__Stated exercise__
Your task is to give the listing below back word for word, pictures excluded.

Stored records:
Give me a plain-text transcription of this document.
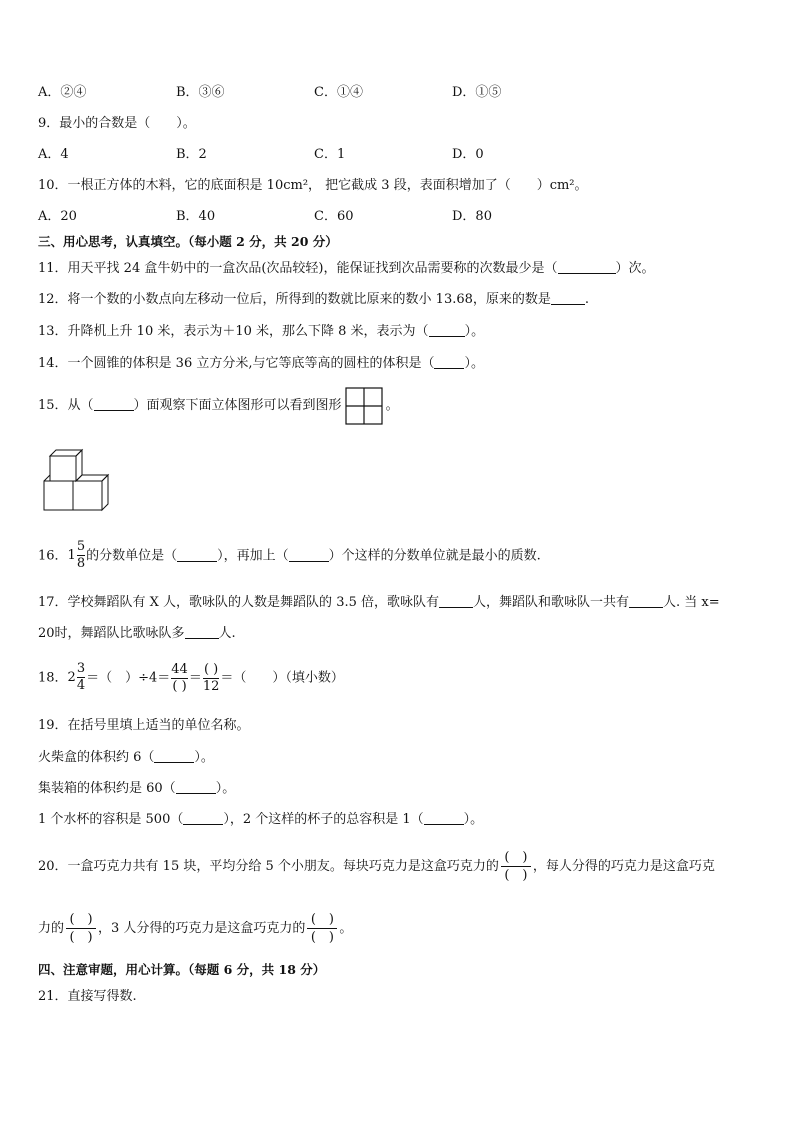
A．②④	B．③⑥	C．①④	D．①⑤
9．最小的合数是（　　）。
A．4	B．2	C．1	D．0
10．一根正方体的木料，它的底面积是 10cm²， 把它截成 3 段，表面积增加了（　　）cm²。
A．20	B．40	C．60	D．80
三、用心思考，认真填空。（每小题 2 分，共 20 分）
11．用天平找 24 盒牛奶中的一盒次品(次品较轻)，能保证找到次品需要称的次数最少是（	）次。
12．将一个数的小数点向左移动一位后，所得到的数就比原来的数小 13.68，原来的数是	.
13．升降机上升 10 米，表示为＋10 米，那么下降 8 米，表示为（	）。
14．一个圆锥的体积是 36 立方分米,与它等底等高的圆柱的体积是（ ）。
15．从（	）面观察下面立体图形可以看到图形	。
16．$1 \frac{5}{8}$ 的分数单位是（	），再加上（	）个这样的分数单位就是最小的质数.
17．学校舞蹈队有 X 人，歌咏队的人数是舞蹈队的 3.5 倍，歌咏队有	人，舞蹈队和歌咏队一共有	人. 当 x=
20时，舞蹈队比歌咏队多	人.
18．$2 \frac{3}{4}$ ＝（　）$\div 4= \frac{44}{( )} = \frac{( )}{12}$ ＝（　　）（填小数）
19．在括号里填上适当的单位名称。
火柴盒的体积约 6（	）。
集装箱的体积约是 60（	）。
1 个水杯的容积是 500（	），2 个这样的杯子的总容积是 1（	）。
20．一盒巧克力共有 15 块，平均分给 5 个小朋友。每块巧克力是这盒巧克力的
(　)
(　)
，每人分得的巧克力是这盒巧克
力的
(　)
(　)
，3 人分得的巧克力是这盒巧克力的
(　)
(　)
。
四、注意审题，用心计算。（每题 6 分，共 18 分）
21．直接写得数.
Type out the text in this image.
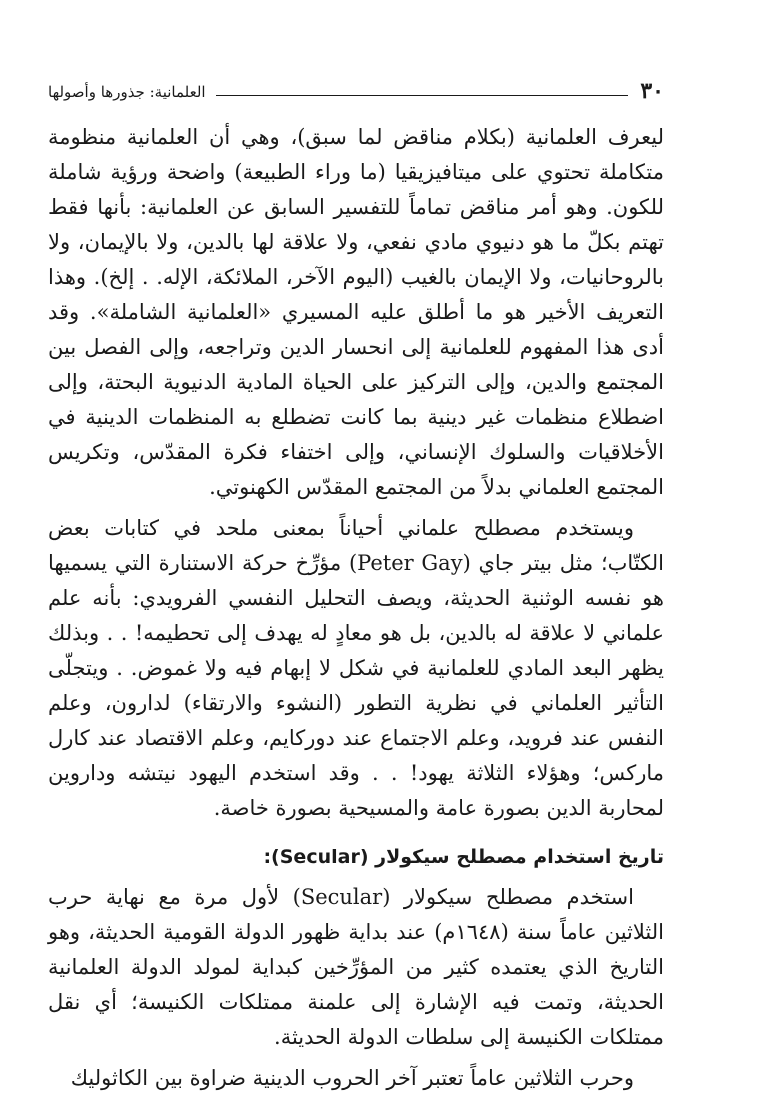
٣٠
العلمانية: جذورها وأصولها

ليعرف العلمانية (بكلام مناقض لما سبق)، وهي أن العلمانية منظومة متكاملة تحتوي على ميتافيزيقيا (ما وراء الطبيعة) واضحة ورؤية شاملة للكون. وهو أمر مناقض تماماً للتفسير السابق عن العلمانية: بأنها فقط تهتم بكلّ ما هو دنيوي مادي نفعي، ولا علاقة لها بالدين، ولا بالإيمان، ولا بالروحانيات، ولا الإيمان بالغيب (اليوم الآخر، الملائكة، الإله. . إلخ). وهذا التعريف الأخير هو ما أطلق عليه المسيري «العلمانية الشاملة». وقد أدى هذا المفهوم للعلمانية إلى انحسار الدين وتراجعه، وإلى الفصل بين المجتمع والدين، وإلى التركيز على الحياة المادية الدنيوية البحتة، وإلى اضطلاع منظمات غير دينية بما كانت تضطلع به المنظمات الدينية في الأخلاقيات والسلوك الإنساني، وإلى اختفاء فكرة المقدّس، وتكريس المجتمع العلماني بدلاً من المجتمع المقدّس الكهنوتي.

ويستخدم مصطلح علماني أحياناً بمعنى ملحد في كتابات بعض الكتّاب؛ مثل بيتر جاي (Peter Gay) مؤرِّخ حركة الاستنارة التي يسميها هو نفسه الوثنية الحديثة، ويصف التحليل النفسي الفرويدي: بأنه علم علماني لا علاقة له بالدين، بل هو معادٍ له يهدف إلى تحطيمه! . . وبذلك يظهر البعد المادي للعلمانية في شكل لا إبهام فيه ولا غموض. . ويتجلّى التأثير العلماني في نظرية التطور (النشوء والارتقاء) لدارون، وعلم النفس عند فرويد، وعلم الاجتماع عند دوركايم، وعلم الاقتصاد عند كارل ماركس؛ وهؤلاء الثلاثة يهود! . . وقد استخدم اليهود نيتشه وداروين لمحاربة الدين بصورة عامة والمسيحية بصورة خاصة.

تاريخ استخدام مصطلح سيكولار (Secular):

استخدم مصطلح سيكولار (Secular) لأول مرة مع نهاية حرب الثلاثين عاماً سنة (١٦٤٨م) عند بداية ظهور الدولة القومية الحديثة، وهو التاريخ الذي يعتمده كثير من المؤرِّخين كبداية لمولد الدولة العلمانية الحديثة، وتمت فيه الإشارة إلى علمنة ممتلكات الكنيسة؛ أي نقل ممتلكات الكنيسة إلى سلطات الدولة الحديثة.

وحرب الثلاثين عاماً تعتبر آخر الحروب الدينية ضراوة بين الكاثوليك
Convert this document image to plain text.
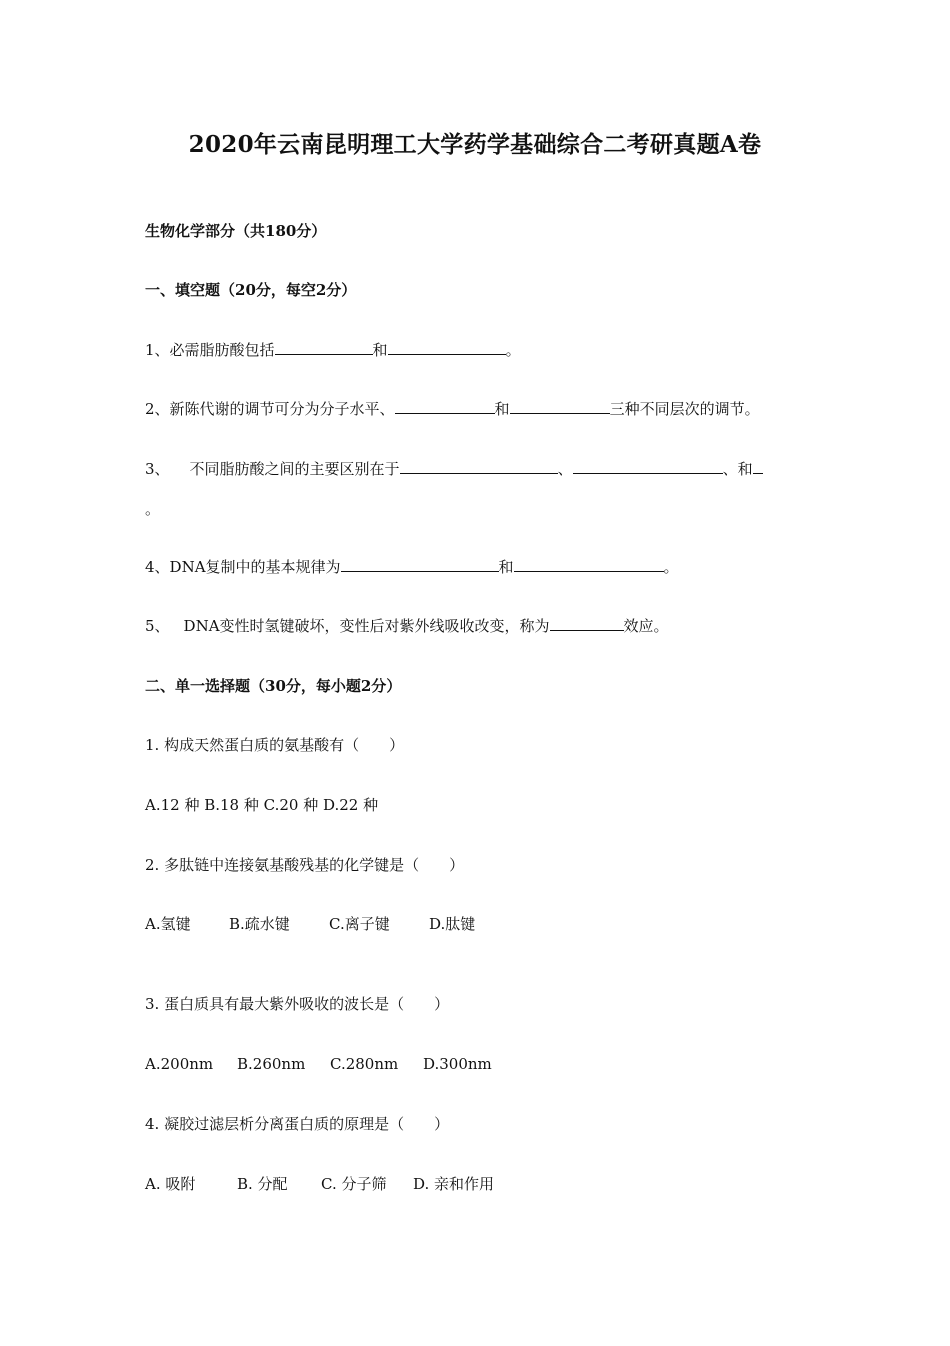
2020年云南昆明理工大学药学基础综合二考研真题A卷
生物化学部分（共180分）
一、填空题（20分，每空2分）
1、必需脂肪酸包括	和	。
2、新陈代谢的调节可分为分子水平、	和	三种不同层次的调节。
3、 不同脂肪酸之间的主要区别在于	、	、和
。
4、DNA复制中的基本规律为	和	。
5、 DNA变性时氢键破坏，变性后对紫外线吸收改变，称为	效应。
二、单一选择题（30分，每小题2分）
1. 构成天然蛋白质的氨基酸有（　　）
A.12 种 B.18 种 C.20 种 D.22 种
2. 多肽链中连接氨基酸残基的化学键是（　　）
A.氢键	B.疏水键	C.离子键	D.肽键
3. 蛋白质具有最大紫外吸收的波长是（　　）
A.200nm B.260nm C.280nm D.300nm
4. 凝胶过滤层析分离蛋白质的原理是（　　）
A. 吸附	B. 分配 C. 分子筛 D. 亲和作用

__Solution to this exercise__
Give me a plain-text transcription of this document.
A．②④	B．③⑥	C．①④	D．①⑤
9．最小的合数是（　　）。
A．4	B．2	C．1	D．0
10．一根正方体的木料，它的底面积是 10cm²， 把它截成 3 段，表面积增加了（　　）cm²。
A．20	B．40	C．60	D．80
三、用心思考，认真填空。（每小题 2 分，共 20 分）
11．用天平找 24 盒牛奶中的一盒次品(次品较轻)，能保证找到次品需要称的次数最少是（	）次。
12．将一个数的小数点向左移动一位后，所得到的数就比原来的数小 13.68，原来的数是	.
13．升降机上升 10 米，表示为＋10 米，那么下降 8 米，表示为（	）。
14．一个圆锥的体积是 36 立方分米,与它等底等高的圆柱的体积是（ ）。
15．从（	）面观察下面立体图形可以看到图形	。
16．$1 \frac{5}{8}$ 的分数单位是（	），再加上（	）个这样的分数单位就是最小的质数.
17．学校舞蹈队有 X 人，歌咏队的人数是舞蹈队的 3.5 倍，歌咏队有	人，舞蹈队和歌咏队一共有	人. 当 x=
20时，舞蹈队比歌咏队多	人.
18．$2 \frac{3}{4}$ ＝（　）$\div 4= \frac{44}{( )} = \frac{( )}{12}$ ＝（　　）（填小数）
19．在括号里填上适当的单位名称。
火柴盒的体积约 6（	）。
集装箱的体积约是 60（	）。
1 个水杯的容积是 500（	），2 个这样的杯子的总容积是 1（	）。
20．一盒巧克力共有 15 块，平均分给 5 个小朋友。每块巧克力是这盒巧克力的
(　)
(　)
，每人分得的巧克力是这盒巧克
力的
(　)
(　)
，3 人分得的巧克力是这盒巧克力的
(　)
(　)
。
四、注意审题，用心计算。（每题 6 分，共 18 分）
21．直接写得数.
Type out the text in this image.
٣٠
العلمانية: جذورها وأصولها

ليعرف العلمانية (بكلام مناقض لما سبق)، وهي أن العلمانية منظومة متكاملة تحتوي على ميتافيزيقيا (ما وراء الطبيعة) واضحة ورؤية شاملة للكون. وهو أمر مناقض تماماً للتفسير السابق عن العلمانية: بأنها فقط تهتم بكلّ ما هو دنيوي مادي نفعي، ولا علاقة لها بالدين، ولا بالإيمان، ولا بالروحانيات، ولا الإيمان بالغيب (اليوم الآخر، الملائكة، الإله. . إلخ). وهذا التعريف الأخير هو ما أطلق عليه المسيري «العلمانية الشاملة». وقد أدى هذا المفهوم للعلمانية إلى انحسار الدين وتراجعه، وإلى الفصل بين المجتمع والدين، وإلى التركيز على الحياة المادية الدنيوية البحتة، وإلى اضطلاع منظمات غير دينية بما كانت تضطلع به المنظمات الدينية في الأخلاقيات والسلوك الإنساني، وإلى اختفاء فكرة المقدّس، وتكريس المجتمع العلماني بدلاً من المجتمع المقدّس الكهنوتي.

ويستخدم مصطلح علماني أحياناً بمعنى ملحد في كتابات بعض الكتّاب؛ مثل بيتر جاي (Peter Gay) مؤرِّخ حركة الاستنارة التي يسميها هو نفسه الوثنية الحديثة، ويصف التحليل النفسي الفرويدي: بأنه علم علماني لا علاقة له بالدين، بل هو معادٍ له يهدف إلى تحطيمه! . . وبذلك يظهر البعد المادي للعلمانية في شكل لا إبهام فيه ولا غموض. . ويتجلّى التأثير العلماني في نظرية التطور (النشوء والارتقاء) لدارون، وعلم النفس عند فرويد، وعلم الاجتماع عند دوركايم، وعلم الاقتصاد عند كارل ماركس؛ وهؤلاء الثلاثة يهود! . . وقد استخدم اليهود نيتشه وداروين لمحاربة الدين بصورة عامة والمسيحية بصورة خاصة.

تاريخ استخدام مصطلح سيكولار (Secular):

استخدم مصطلح سيكولار (Secular) لأول مرة مع نهاية حرب الثلاثين عاماً سنة (١٦٤٨م) عند بداية ظهور الدولة القومية الحديثة، وهو التاريخ الذي يعتمده كثير من المؤرِّخين كبداية لمولد الدولة العلمانية الحديثة، وتمت فيه الإشارة إلى علمنة ممتلكات الكنيسة؛ أي نقل ممتلكات الكنيسة إلى سلطات الدولة الحديثة.

وحرب الثلاثين عاماً تعتبر آخر الحروب الدينية ضراوة بين الكاثوليك
Convert this document image to plain text.
2020年云南昆明理工大学药学基础综合二考研真题A卷
生物化学部分（共180分）
一、填空题（20分，每空2分）
1、必需脂肪酸包括	和	。
2、新陈代谢的调节可分为分子水平、	和	三种不同层次的调节。
3、 不同脂肪酸之间的主要区别在于	、	、和
。
4、DNA复制中的基本规律为	和	。
5、 DNA变性时氢键破坏，变性后对紫外线吸收改变，称为	效应。
二、单一选择题（30分，每小题2分）
1. 构成天然蛋白质的氨基酸有（　　）
A.12 种 B.18 种 C.20 种 D.22 种
2. 多肽链中连接氨基酸残基的化学键是（　　）
A.氢键	B.疏水键	C.离子键	D.肽键
3. 蛋白质具有最大紫外吸收的波长是（　　）
A.200nm B.260nm C.280nm D.300nm
4. 凝胶过滤层析分离蛋白质的原理是（　　）
A. 吸附	B. 分配 C. 分子筛 D. 亲和作用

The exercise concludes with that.